Extracts from a graphics dataset:

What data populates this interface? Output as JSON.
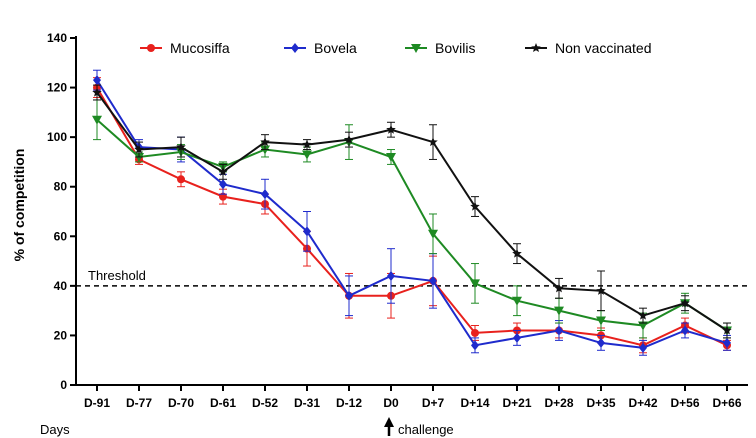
{
  "chart_data": {
    "type": "line",
    "title": "",
    "xlabel": "Days",
    "ylabel": "% of competition",
    "ylim": [
      0,
      140
    ],
    "yticks": [
      0,
      20,
      40,
      60,
      80,
      100,
      120,
      140
    ],
    "categories": [
      "D-91",
      "D-77",
      "D-70",
      "D-61",
      "D-52",
      "D-31",
      "D-12",
      "D0",
      "D+7",
      "D+14",
      "D+21",
      "D+28",
      "D+35",
      "D+42",
      "D+56",
      "D+66"
    ],
    "legend_position": "top",
    "grid": false,
    "threshold": {
      "label": "Threshold",
      "value": 40
    },
    "annotation": {
      "label": "challenge",
      "at": "D0"
    },
    "series": [
      {
        "name": "Mucosiffa",
        "color": "#e8211d",
        "marker": "circle",
        "values": [
          120,
          91,
          83,
          76,
          73,
          55,
          36,
          36,
          42,
          21,
          22,
          22,
          20,
          16,
          24,
          16
        ],
        "errors": [
          4,
          2,
          3,
          3,
          4,
          7,
          9,
          9,
          10,
          3,
          3,
          3,
          3,
          3,
          3,
          2
        ]
      },
      {
        "name": "Bovela",
        "color": "#1f2bcc",
        "marker": "diamond",
        "values": [
          123,
          96,
          95,
          81,
          77,
          62,
          36,
          44,
          42,
          16,
          19,
          22,
          17,
          15,
          22,
          17
        ],
        "errors": [
          4,
          3,
          5,
          4,
          6,
          8,
          8,
          11,
          11,
          3,
          3,
          4,
          3,
          3,
          3,
          3
        ]
      },
      {
        "name": "Bovilis",
        "color": "#1e8a23",
        "marker": "triangle-down",
        "values": [
          107,
          92,
          94,
          88,
          95,
          93,
          98,
          92,
          61,
          41,
          34,
          30,
          26,
          24,
          33,
          22
        ],
        "errors": [
          8,
          2,
          3,
          2,
          3,
          3,
          7,
          3,
          8,
          8,
          6,
          5,
          4,
          5,
          4,
          3
        ]
      },
      {
        "name": "Non vaccinated",
        "color": "#111111",
        "marker": "star",
        "values": [
          118,
          95,
          96,
          86,
          98,
          97,
          99,
          103,
          98,
          72,
          53,
          39,
          38,
          28,
          33,
          22
        ],
        "errors": [
          3,
          3,
          4,
          3,
          3,
          2,
          3,
          3,
          7,
          4,
          4,
          4,
          8,
          3,
          3,
          3
        ]
      }
    ]
  }
}
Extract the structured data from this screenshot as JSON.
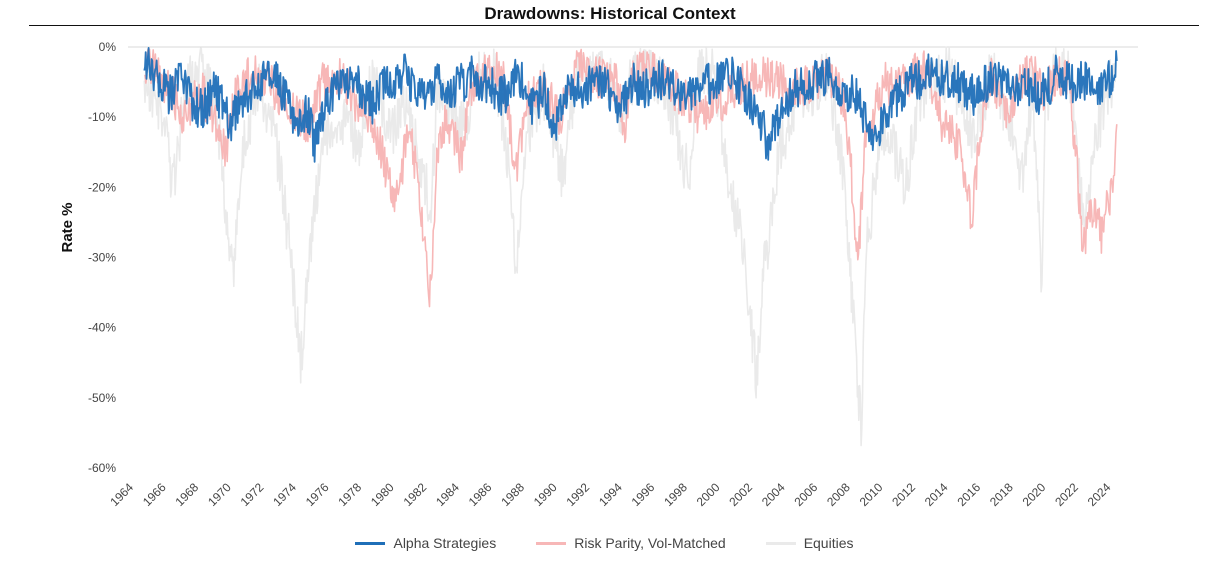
{
  "chart_data": {
    "type": "area",
    "title": "Drawdowns: Historical Context",
    "ylabel": "Rate %",
    "xlabel": "",
    "ylim": [
      -60,
      0
    ],
    "xlim": [
      1964,
      2026
    ],
    "yticks": [
      "0%",
      "-10%",
      "-20%",
      "-30%",
      "-40%",
      "-50%",
      "-60%"
    ],
    "xticks": [
      "1964",
      "1966",
      "1968",
      "1970",
      "1972",
      "1974",
      "1976",
      "1978",
      "1980",
      "1982",
      "1984",
      "1986",
      "1988",
      "1990",
      "1992",
      "1994",
      "1996",
      "1998",
      "2000",
      "2002",
      "2004",
      "2006",
      "2008",
      "2010",
      "2012",
      "2014",
      "2016",
      "2018",
      "2020",
      "2022",
      "2024"
    ],
    "grid": false,
    "legend_position": "bottom",
    "series": [
      {
        "name": "Equities",
        "color": "#eaeaea",
        "x": [
          1965,
          1966,
          1966.8,
          1967.5,
          1968.5,
          1969.5,
          1970.4,
          1971,
          1972,
          1973,
          1974.0,
          1974.6,
          1975.2,
          1976,
          1977,
          1978.2,
          1979,
          1980.2,
          1981,
          1982.6,
          1983,
          1984.5,
          1985.5,
          1986.5,
          1987.5,
          1987.8,
          1988.5,
          1989.5,
          1990.7,
          1991.5,
          1993,
          1994.3,
          1995,
          1996,
          1997,
          1998.4,
          1999,
          2000,
          2000.7,
          2001.7,
          2002.6,
          2003.0,
          2004,
          2005,
          2006,
          2007,
          2008.0,
          2008.5,
          2009.0,
          2009.3,
          2010,
          2010.6,
          2011.7,
          2012.5,
          2013.5,
          2014.5,
          2015.7,
          2016.1,
          2017,
          2018.0,
          2018.9,
          2019.5,
          2020.1,
          2020.3,
          2021,
          2021.8,
          2022.3,
          2022.8,
          2023.5,
          2024.2,
          2024.6
        ],
        "y": [
          -4,
          -9,
          -20,
          -6,
          -3,
          -10,
          -33,
          -15,
          -5,
          -12,
          -30,
          -45,
          -28,
          -12,
          -10,
          -13,
          -5,
          -12,
          -8,
          -23,
          -5,
          -12,
          -4,
          -3,
          -18,
          -33,
          -12,
          -6,
          -19,
          -5,
          -2,
          -9,
          -4,
          -3,
          -6,
          -19,
          -3,
          -4,
          -17,
          -27,
          -47,
          -33,
          -15,
          -8,
          -6,
          -4,
          -20,
          -38,
          -55,
          -30,
          -16,
          -12,
          -20,
          -8,
          -4,
          -4,
          -12,
          -13,
          -3,
          -10,
          -19,
          -6,
          -34,
          -10,
          -3,
          -3,
          -18,
          -25,
          -12,
          -6,
          -5
        ]
      },
      {
        "name": "Risk Parity, Vol-Matched",
        "color": "#f7b7b7",
        "x": [
          1965,
          1966,
          1967.5,
          1968.5,
          1969,
          1970,
          1970.5,
          1971,
          1972,
          1973,
          1974,
          1975,
          1976,
          1977,
          1978,
          1979,
          1979.8,
          1980.5,
          1981.3,
          1982.0,
          1982.6,
          1983,
          1983.5,
          1984.5,
          1985,
          1986,
          1987,
          1987.8,
          1988.5,
          1989.5,
          1990.5,
          1991.5,
          1992.5,
          1994,
          1994.5,
          1995,
          1996,
          1997,
          1998,
          1999,
          2000,
          2001,
          2002,
          2003,
          2004,
          2005,
          2006,
          2007,
          2008,
          2008.4,
          2008.8,
          2009.2,
          2010,
          2010.5,
          2011,
          2012,
          2013,
          2013.5,
          2014,
          2015,
          2015.8,
          2016.5,
          2017,
          2018,
          2018.8,
          2019.5,
          2020.2,
          2021,
          2021.8,
          2022.2,
          2022.6,
          2023.2,
          2023.8,
          2024.5,
          2024.7
        ],
        "y": [
          -2,
          -4,
          -10,
          -6,
          -9,
          -15,
          -8,
          -5,
          -3,
          -6,
          -9,
          -11,
          -5,
          -4,
          -8,
          -10,
          -17,
          -22,
          -10,
          -25,
          -36,
          -15,
          -10,
          -16,
          -6,
          -3,
          -4,
          -18,
          -8,
          -5,
          -10,
          -3,
          -4,
          -5,
          -12,
          -4,
          -3,
          -5,
          -7,
          -10,
          -9,
          -6,
          -5,
          -4,
          -5,
          -6,
          -5,
          -4,
          -8,
          -18,
          -32,
          -15,
          -7,
          -5,
          -6,
          -4,
          -3,
          -6,
          -11,
          -14,
          -24,
          -8,
          -4,
          -10,
          -5,
          -3,
          -7,
          -4,
          -5,
          -16,
          -28,
          -23,
          -27,
          -18,
          -11
        ]
      },
      {
        "name": "Alpha Strategies",
        "color": "#1f6fb8",
        "x": [
          1965,
          1965.8,
          1966.5,
          1967.2,
          1968,
          1968.6,
          1969.4,
          1970.2,
          1971,
          1972,
          1973,
          1973.8,
          1974.4,
          1975,
          1975.5,
          1976.2,
          1977,
          1978,
          1979,
          1980,
          1981,
          1982,
          1983,
          1984,
          1985,
          1986,
          1987,
          1988,
          1988.8,
          1989.5,
          1990.2,
          1991,
          1992,
          1993,
          1994,
          1995,
          1996,
          1997,
          1998,
          1999,
          2000,
          2001,
          2002,
          2002.8,
          2003.3,
          2004,
          2005,
          2006,
          2007,
          2008,
          2008.8,
          2009.4,
          2010,
          2010.6,
          2011.2,
          2012,
          2013,
          2014,
          2015,
          2016,
          2017,
          2018,
          2019,
          2020,
          2021,
          2022,
          2023,
          2023.8,
          2024.3,
          2024.7
        ],
        "y": [
          -2,
          -5,
          -7,
          -5,
          -8,
          -9,
          -6,
          -11,
          -8,
          -5,
          -4,
          -8,
          -12,
          -9,
          -14,
          -8,
          -6,
          -5,
          -8,
          -5,
          -4,
          -7,
          -5,
          -6,
          -4,
          -5,
          -7,
          -4,
          -9,
          -6,
          -12,
          -7,
          -6,
          -4,
          -9,
          -5,
          -6,
          -4,
          -8,
          -6,
          -5,
          -4,
          -7,
          -10,
          -14,
          -10,
          -6,
          -5,
          -4,
          -6,
          -7,
          -11,
          -13,
          -9,
          -7,
          -5,
          -4,
          -4,
          -5,
          -7,
          -4,
          -6,
          -5,
          -7,
          -4,
          -5,
          -5,
          -6,
          -4,
          -2
        ]
      }
    ]
  }
}
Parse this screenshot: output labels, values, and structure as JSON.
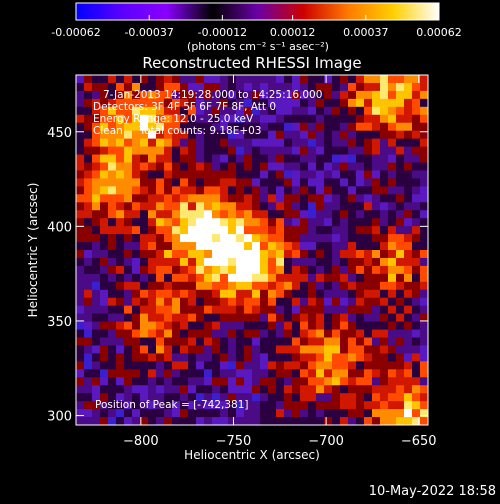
{
  "colorbar": {
    "tick_labels": [
      "-0.00062",
      "-0.00037",
      "-0.00012",
      "0.00012",
      "0.00037",
      "0.00062"
    ],
    "tick_values": [
      -0.00062,
      -0.00037,
      -0.00012,
      0.00012,
      0.00037,
      0.00062
    ],
    "range": [
      -0.00062,
      0.00062
    ],
    "unit_label": "(photons cm⁻² s⁻¹ asec⁻²)",
    "colors": [
      "#0000ff",
      "#5a00ff",
      "#8a00ff",
      "#000000",
      "#6a00a8",
      "#cc0000",
      "#ff7a00",
      "#ffd000",
      "#ffffff"
    ]
  },
  "chart_data": {
    "type": "heatmap",
    "title": "Reconstructed RHESSI Image",
    "xlabel": "Heliocentric X (arcsec)",
    "ylabel": "Heliocentric Y (arcsec)",
    "xlim": [
      -835,
      -645
    ],
    "ylim": [
      295,
      480
    ],
    "x_ticks": [
      -800,
      -750,
      -700,
      -650
    ],
    "y_ticks": [
      300,
      350,
      400,
      450
    ],
    "x_tick_labels": [
      "−800",
      "−750",
      "−700",
      "−650"
    ],
    "y_tick_labels": [
      "300",
      "350",
      "400",
      "450"
    ],
    "annotations": [
      "7-Jan-2013 14:19:28.000 to 14:25:16.000",
      "Detectors: 3F 4F 5F 6F 7F 8F, Att 0",
      "Energy Range: 12.0 - 25.0 keV",
      "Clean     Total counts: 9.18E+03"
    ],
    "peak_label": "Position of Peak = [-742,381]",
    "peak_position": [
      -742,
      381
    ],
    "bright_sources": [
      {
        "x": -742,
        "y": 381,
        "level": 1.0
      },
      {
        "x": -770,
        "y": 400,
        "level": 0.85
      },
      {
        "x": -800,
        "y": 455,
        "level": 0.8
      },
      {
        "x": -665,
        "y": 470,
        "level": 0.75
      },
      {
        "x": -655,
        "y": 300,
        "level": 0.7
      },
      {
        "x": -820,
        "y": 420,
        "level": 0.6
      },
      {
        "x": -700,
        "y": 330,
        "level": 0.6
      },
      {
        "x": -790,
        "y": 350,
        "level": 0.5
      },
      {
        "x": -665,
        "y": 380,
        "level": 0.5
      }
    ]
  },
  "footer": {
    "date_stamp": "10-May-2022 18:58"
  }
}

(Requirements): Return all lines with the word "ylabel" in them.

(Completed exercise):
    "ylabel": "% of competition",
    "ylabel": "Rate %",
    "ylabel": "Heliocentric Y (arcsec)",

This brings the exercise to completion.